● **What you will do**
Report the number of lines where the string "JSON" occurs, and write nothing else.

>>>

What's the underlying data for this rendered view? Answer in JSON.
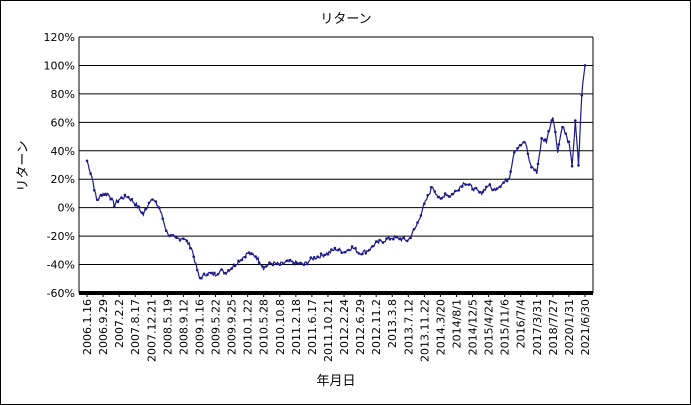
{
  "chart_data": {
    "type": "line",
    "title": "リターン",
    "xlabel": "年月日",
    "ylabel": "リターン",
    "ylim": [
      -60,
      120
    ],
    "yticks": [
      -60,
      -40,
      -20,
      0,
      20,
      40,
      60,
      80,
      100,
      120
    ],
    "ytick_labels": [
      "-60%",
      "-40%",
      "-20%",
      "0%",
      "20%",
      "40%",
      "60%",
      "80%",
      "100%",
      "120%"
    ],
    "x_tick_labels": [
      "2006.1.16",
      "2006.9.29",
      "2007.2.2",
      "2007.8.17",
      "2007.12.21",
      "2008.5.19",
      "2008.9.12",
      "2009.1.16",
      "2009.5.22",
      "2009.9.25",
      "2010.1.22",
      "2010.5.28",
      "2010.10.8",
      "2011.2.18",
      "2011.6.17",
      "2011.10.21",
      "2012.2.24",
      "2012.6.29",
      "2012.11.2",
      "2013.3.8",
      "2013.7.12",
      "2013.11.22",
      "2014.3/20",
      "2014/8/1",
      "2014/12/5",
      "2015/4/24",
      "2015/11/6",
      "2016/7/4",
      "2017/3/31",
      "2018/7/27",
      "2020/1/31",
      "2021/6/30"
    ],
    "grid": "horizontal",
    "legend": "none",
    "series": [
      {
        "color": "#1a1a8c",
        "x": [
          0,
          0.3,
          0.6,
          1,
          1.4,
          1.7,
          2,
          2.5,
          3,
          3.5,
          4,
          4.5,
          5,
          5.5,
          6,
          6.5,
          7,
          7.5,
          8,
          8.3,
          8.6,
          9,
          9.5,
          10,
          10.5,
          11,
          11.5,
          12,
          12.5,
          13,
          13.5,
          14,
          14.5,
          15,
          15.5,
          16,
          16.5,
          17,
          17.5,
          18,
          18.5,
          19,
          19.5,
          20,
          20.5,
          21,
          21.5,
          22,
          22.3,
          22.6,
          23,
          23.5,
          24,
          24.5,
          25,
          25.3,
          25.6,
          26,
          26.3,
          26.6,
          27,
          27.3,
          27.6,
          28,
          28.3,
          28.6,
          29,
          29.3,
          29.6,
          30,
          30.2,
          30.4,
          30.6,
          30.8,
          31
        ],
        "y": [
          33,
          22,
          5,
          10,
          9,
          2,
          6,
          8,
          3,
          -5,
          7,
          0,
          -18,
          -22,
          -21,
          -28,
          -50,
          -46,
          -47,
          -44,
          -46,
          -42,
          -37,
          -32,
          -34,
          -42,
          -39,
          -40,
          -38,
          -39,
          -40,
          -36,
          -34,
          -32,
          -29,
          -31,
          -28,
          -32,
          -30,
          -25,
          -23,
          -21,
          -22,
          -23,
          -13,
          2,
          15,
          5,
          10,
          8,
          12,
          18,
          14,
          10,
          16,
          12,
          15,
          18,
          22,
          40,
          44,
          46,
          30,
          25,
          48,
          47,
          65,
          40,
          58,
          45,
          30,
          60,
          30,
          80,
          100
        ],
        "start_label": "2006.1.16"
      }
    ]
  }
}
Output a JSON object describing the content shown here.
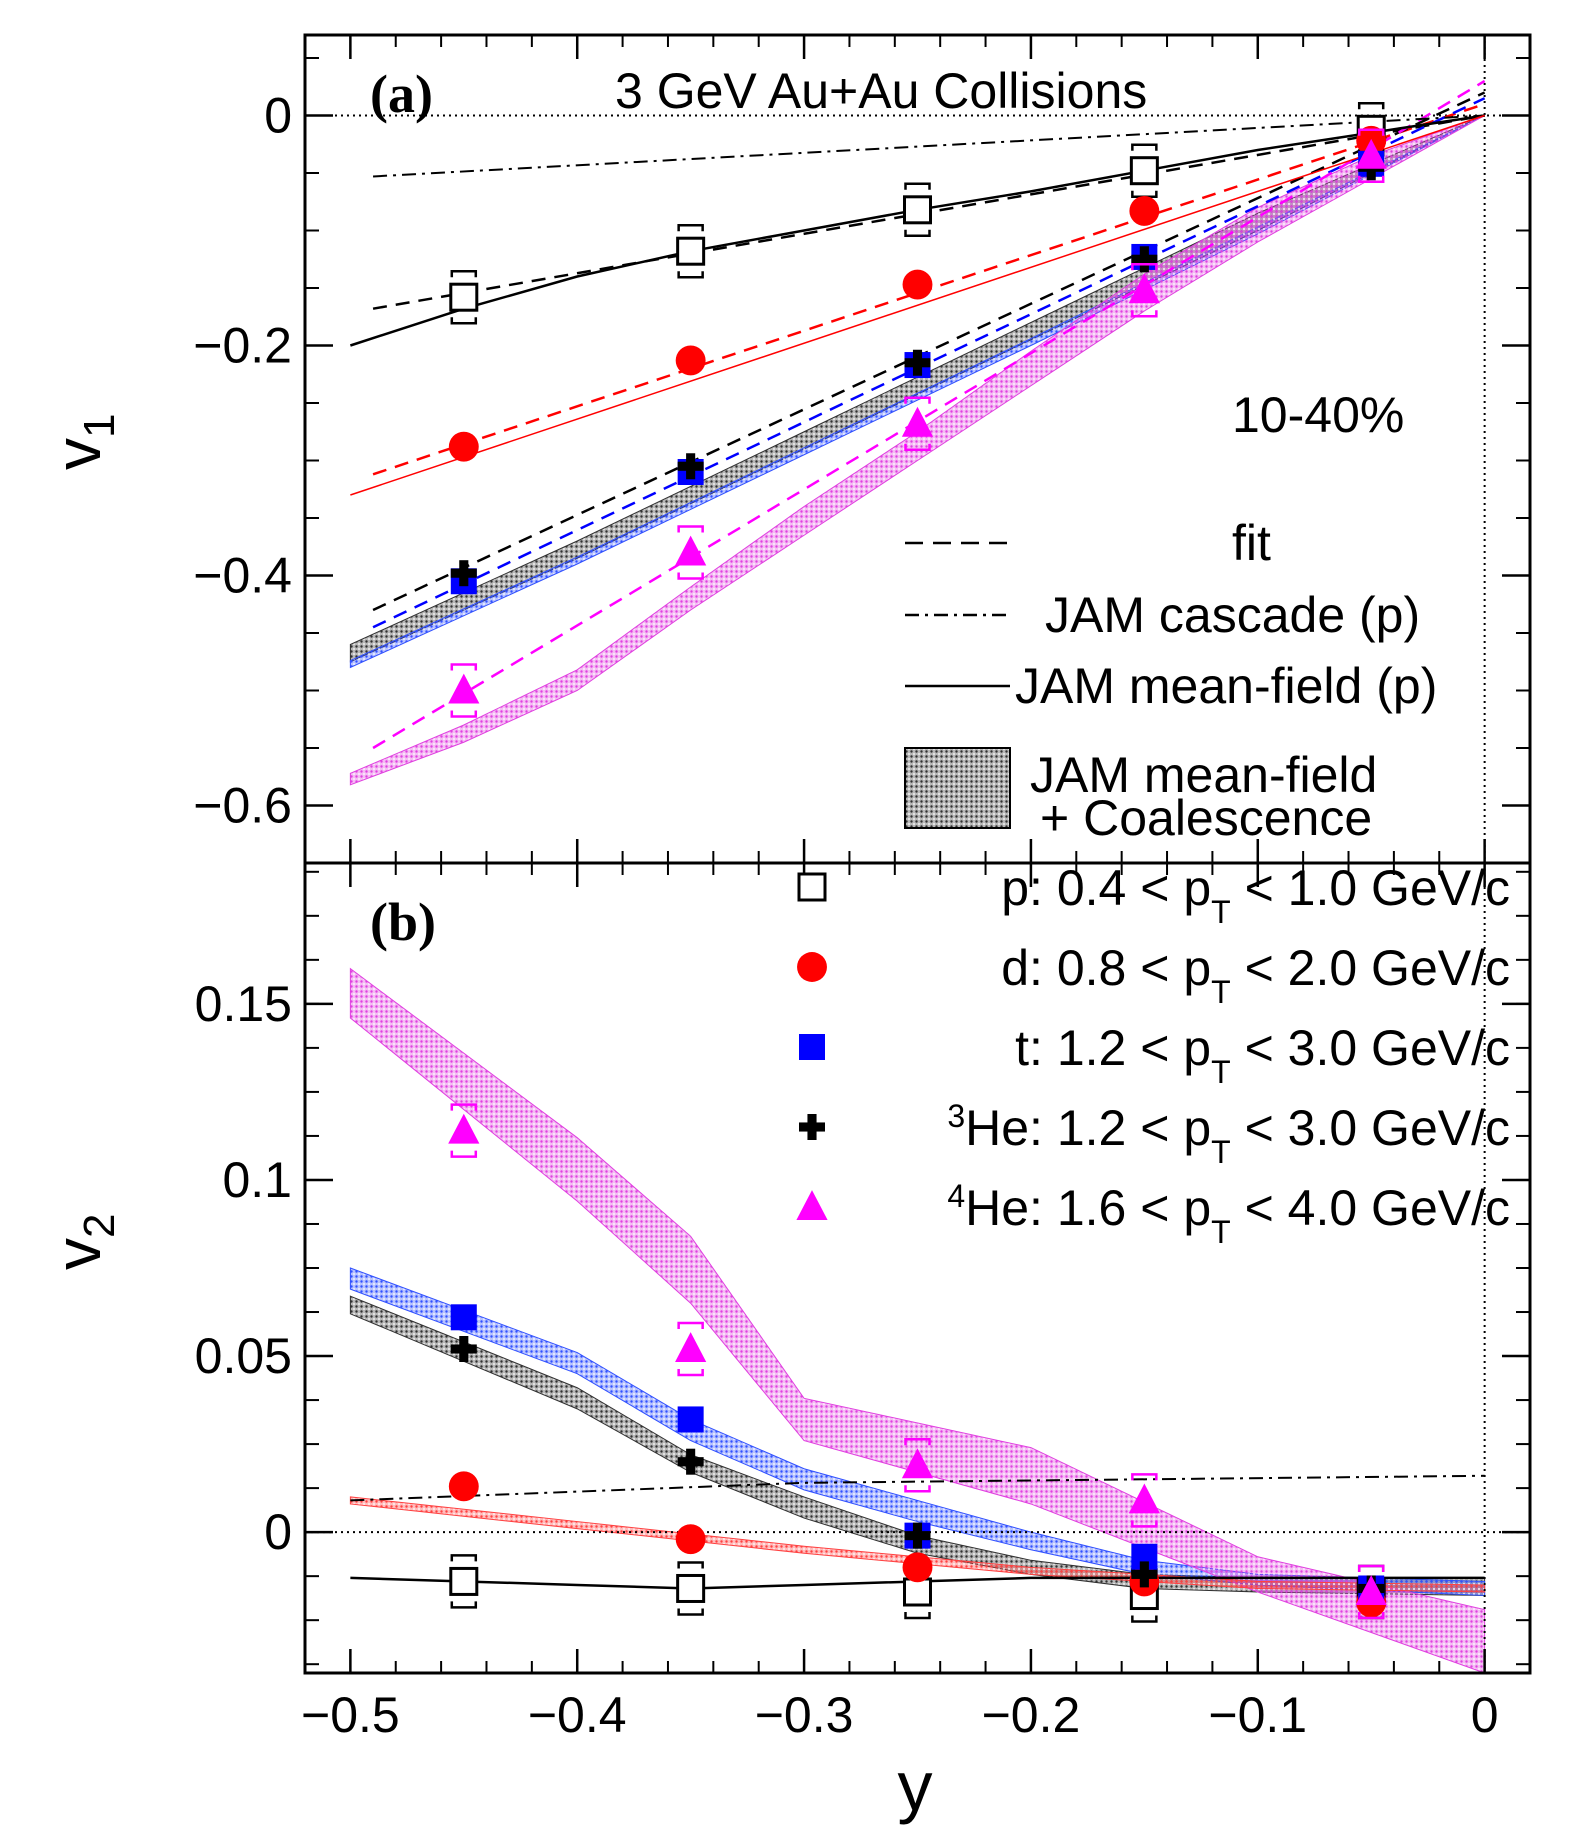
{
  "chart_data": [
    {
      "type": "scatter",
      "panel_label": "(a)",
      "title": "3 GeV Au+Au Collisions",
      "annotation": "10-40%",
      "ylabel": "v",
      "ylabel_sub": "1",
      "xlim": [
        -0.52,
        0.02
      ],
      "ylim": [
        -0.65,
        0.07
      ],
      "yticks": [
        0,
        -0.2,
        -0.4,
        -0.6
      ],
      "ytick_labels": [
        "0",
        "−0.2",
        "−0.4",
        "−0.6"
      ],
      "grid": false,
      "legend_position": "bottom-right",
      "legend": [
        {
          "style": "dashed",
          "label": "fit"
        },
        {
          "style": "dashdot",
          "label": "JAM cascade (p)"
        },
        {
          "style": "solid",
          "label": "JAM mean-field (p)"
        },
        {
          "style": "band",
          "label": "JAM mean-field",
          "label2": "+ Coalescence"
        }
      ],
      "series": [
        {
          "id": "p",
          "color": "#000000",
          "marker": "open-square",
          "x": [
            -0.45,
            -0.35,
            -0.25,
            -0.15,
            -0.05
          ],
          "y": [
            -0.158,
            -0.118,
            -0.082,
            -0.048,
            -0.012
          ]
        },
        {
          "id": "d",
          "color": "#ff0000",
          "marker": "circle",
          "x": [
            -0.45,
            -0.35,
            -0.25,
            -0.15,
            -0.05
          ],
          "y": [
            -0.288,
            -0.213,
            -0.147,
            -0.083,
            -0.022
          ]
        },
        {
          "id": "t",
          "color": "#0000ff",
          "marker": "square",
          "x": [
            -0.45,
            -0.35,
            -0.25,
            -0.15,
            -0.05
          ],
          "y": [
            -0.405,
            -0.31,
            -0.217,
            -0.123,
            -0.042
          ]
        },
        {
          "id": "3He",
          "color": "#000000",
          "marker": "cross",
          "x": [
            -0.45,
            -0.35,
            -0.25,
            -0.15,
            -0.05
          ],
          "y": [
            -0.398,
            -0.305,
            -0.215,
            -0.125,
            -0.045
          ]
        },
        {
          "id": "4He",
          "color": "#ff00ff",
          "marker": "triangle",
          "x": [
            -0.45,
            -0.35,
            -0.25,
            -0.15,
            -0.05
          ],
          "y": [
            -0.5,
            -0.38,
            -0.268,
            -0.152,
            -0.035
          ]
        }
      ],
      "fits": [
        {
          "color": "#000000",
          "x": [
            -0.49,
            -0.0
          ],
          "y": [
            -0.168,
            0.0
          ]
        },
        {
          "color": "#ff0000",
          "x": [
            -0.49,
            0.0
          ],
          "y": [
            -0.312,
            0.01
          ]
        },
        {
          "color": "#0000ff",
          "x": [
            -0.49,
            0.0
          ],
          "y": [
            -0.445,
            0.015
          ]
        },
        {
          "color": "#000000",
          "x": [
            -0.49,
            0.0
          ],
          "y": [
            -0.43,
            0.02
          ]
        },
        {
          "color": "#ff00ff",
          "x": [
            -0.49,
            0.0
          ],
          "y": [
            -0.55,
            0.03
          ]
        }
      ],
      "jam_cascade": {
        "x": [
          -0.49,
          0.0
        ],
        "y": [
          -0.053,
          0.0
        ]
      },
      "jam_meanfield": {
        "x": [
          -0.5,
          -0.45,
          -0.4,
          -0.35,
          -0.3,
          -0.25,
          -0.2,
          -0.15,
          -0.1,
          -0.05,
          0.0
        ],
        "y": [
          -0.2,
          -0.168,
          -0.14,
          -0.118,
          -0.1,
          -0.082,
          -0.066,
          -0.048,
          -0.03,
          -0.015,
          0.0
        ]
      },
      "jam_meanfield_d": {
        "x": [
          -0.5,
          0.0
        ],
        "y": [
          -0.33,
          0.0
        ]
      },
      "bands": [
        {
          "color": "#303030",
          "x": [
            -0.5,
            -0.4,
            -0.3,
            -0.2,
            -0.1,
            0.0
          ],
          "ylo": [
            -0.475,
            -0.385,
            -0.29,
            -0.195,
            -0.1,
            0.0
          ],
          "yhi": [
            -0.46,
            -0.37,
            -0.275,
            -0.18,
            -0.085,
            0.0
          ]
        },
        {
          "color": "#3050ff",
          "x": [
            -0.5,
            -0.4,
            -0.3,
            -0.2,
            -0.1,
            0.0
          ],
          "ylo": [
            -0.48,
            -0.39,
            -0.295,
            -0.2,
            -0.103,
            0.0
          ],
          "yhi": [
            -0.474,
            -0.384,
            -0.289,
            -0.194,
            -0.097,
            0.0
          ]
        },
        {
          "color": "#e040e0",
          "x": [
            -0.5,
            -0.45,
            -0.4,
            -0.35,
            -0.3,
            -0.25,
            -0.2,
            -0.15,
            -0.1,
            -0.05,
            0.0
          ],
          "ylo": [
            -0.582,
            -0.545,
            -0.5,
            -0.43,
            -0.365,
            -0.3,
            -0.235,
            -0.17,
            -0.11,
            -0.055,
            0.0
          ],
          "yhi": [
            -0.572,
            -0.53,
            -0.482,
            -0.41,
            -0.34,
            -0.275,
            -0.205,
            -0.138,
            -0.08,
            -0.035,
            0.0
          ]
        }
      ]
    },
    {
      "type": "scatter",
      "panel_label": "(b)",
      "ylabel": "v",
      "ylabel_sub": "2",
      "xlabel": "y",
      "xlim": [
        -0.52,
        0.02
      ],
      "ylim": [
        -0.04,
        0.19
      ],
      "yticks": [
        0.15,
        0.1,
        0.05,
        0
      ],
      "ytick_labels": [
        "0.15",
        "0.1",
        "0.05",
        "0"
      ],
      "xticks": [
        -0.5,
        -0.4,
        -0.3,
        -0.2,
        -0.1,
        0
      ],
      "xtick_labels": [
        "−0.5",
        "−0.4",
        "−0.3",
        "−0.2",
        "−0.1",
        "0"
      ],
      "grid": false,
      "legend_position": "top-right",
      "legend": [
        {
          "marker": "open-square",
          "color": "#000000",
          "pre": "",
          "sup": "",
          "label": "p: 0.4 < p",
          "sub": "T",
          "post": " < 1.0 GeV/c"
        },
        {
          "marker": "circle",
          "color": "#ff0000",
          "pre": "",
          "sup": "",
          "label": "d: 0.8 < p",
          "sub": "T",
          "post": " < 2.0 GeV/c"
        },
        {
          "marker": "square",
          "color": "#0000ff",
          "pre": "",
          "sup": "",
          "label": "t: 1.2 < p",
          "sub": "T",
          "post": " < 3.0 GeV/c"
        },
        {
          "marker": "cross",
          "color": "#000000",
          "pre": "",
          "sup": "3",
          "label": "He: 1.2 < p",
          "sub": "T",
          "post": " < 3.0 GeV/c"
        },
        {
          "marker": "triangle",
          "color": "#ff00ff",
          "pre": "",
          "sup": "4",
          "label": "He: 1.6 < p",
          "sub": "T",
          "post": " < 4.0 GeV/c"
        }
      ],
      "series": [
        {
          "id": "p",
          "color": "#000000",
          "marker": "open-square",
          "x": [
            -0.45,
            -0.35,
            -0.25,
            -0.15,
            -0.05
          ],
          "y": [
            -0.014,
            -0.016,
            -0.017,
            -0.018,
            -0.017
          ]
        },
        {
          "id": "d",
          "color": "#ff0000",
          "marker": "circle",
          "x": [
            -0.45,
            -0.35,
            -0.25,
            -0.15,
            -0.05
          ],
          "y": [
            0.013,
            -0.002,
            -0.01,
            -0.014,
            -0.02
          ]
        },
        {
          "id": "t",
          "color": "#0000ff",
          "marker": "square",
          "x": [
            -0.45,
            -0.35,
            -0.25,
            -0.15,
            -0.05
          ],
          "y": [
            0.061,
            0.032,
            -0.001,
            -0.007,
            -0.016
          ]
        },
        {
          "id": "3He",
          "color": "#000000",
          "marker": "cross",
          "x": [
            -0.45,
            -0.35,
            -0.25,
            -0.15,
            -0.05
          ],
          "y": [
            0.052,
            0.02,
            -0.001,
            -0.012,
            -0.016
          ]
        },
        {
          "id": "4He",
          "color": "#ff00ff",
          "marker": "triangle",
          "x": [
            -0.45,
            -0.35,
            -0.25,
            -0.15,
            -0.05
          ],
          "y": [
            0.114,
            0.052,
            0.019,
            0.009,
            -0.017
          ]
        }
      ],
      "jam_cascade": {
        "x": [
          -0.5,
          -0.3,
          0.0
        ],
        "y": [
          0.009,
          0.014,
          0.016
        ]
      },
      "jam_meanfield": {
        "x": [
          -0.5,
          -0.4,
          -0.35,
          -0.3,
          -0.2,
          -0.1,
          0.0
        ],
        "y": [
          -0.013,
          -0.015,
          -0.016,
          -0.015,
          -0.013,
          -0.013,
          -0.013
        ]
      },
      "bands": [
        {
          "color": "#303030",
          "x": [
            -0.5,
            -0.4,
            -0.35,
            -0.3,
            -0.25,
            -0.2,
            -0.15,
            -0.1,
            0.0
          ],
          "ylo": [
            0.062,
            0.035,
            0.017,
            0.004,
            -0.006,
            -0.012,
            -0.016,
            -0.017,
            -0.018
          ],
          "yhi": [
            0.067,
            0.041,
            0.022,
            0.01,
            -0.001,
            -0.008,
            -0.012,
            -0.013,
            -0.013
          ]
        },
        {
          "color": "#3050ff",
          "x": [
            -0.5,
            -0.4,
            -0.35,
            -0.3,
            -0.25,
            -0.2,
            -0.15,
            -0.1,
            0.0
          ],
          "ylo": [
            0.069,
            0.045,
            0.026,
            0.012,
            0.003,
            -0.005,
            -0.012,
            -0.015,
            -0.018
          ],
          "yhi": [
            0.075,
            0.051,
            0.032,
            0.018,
            0.009,
            0.0,
            -0.008,
            -0.012,
            -0.014
          ]
        },
        {
          "color": "#e040e0",
          "x": [
            -0.5,
            -0.4,
            -0.35,
            -0.3,
            -0.2,
            -0.1,
            0.0
          ],
          "ylo": [
            0.146,
            0.094,
            0.065,
            0.026,
            0.008,
            -0.017,
            -0.04
          ],
          "yhi": [
            0.16,
            0.112,
            0.084,
            0.038,
            0.024,
            -0.007,
            -0.022
          ]
        },
        {
          "color": "#ff4040",
          "x": [
            -0.5,
            -0.4,
            -0.3,
            -0.2,
            -0.1,
            0.0
          ],
          "ylo": [
            0.008,
            0.001,
            -0.006,
            -0.012,
            -0.016,
            -0.017
          ],
          "yhi": [
            0.01,
            0.003,
            -0.004,
            -0.01,
            -0.014,
            -0.015
          ]
        }
      ]
    }
  ]
}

<<<

● **The result**
2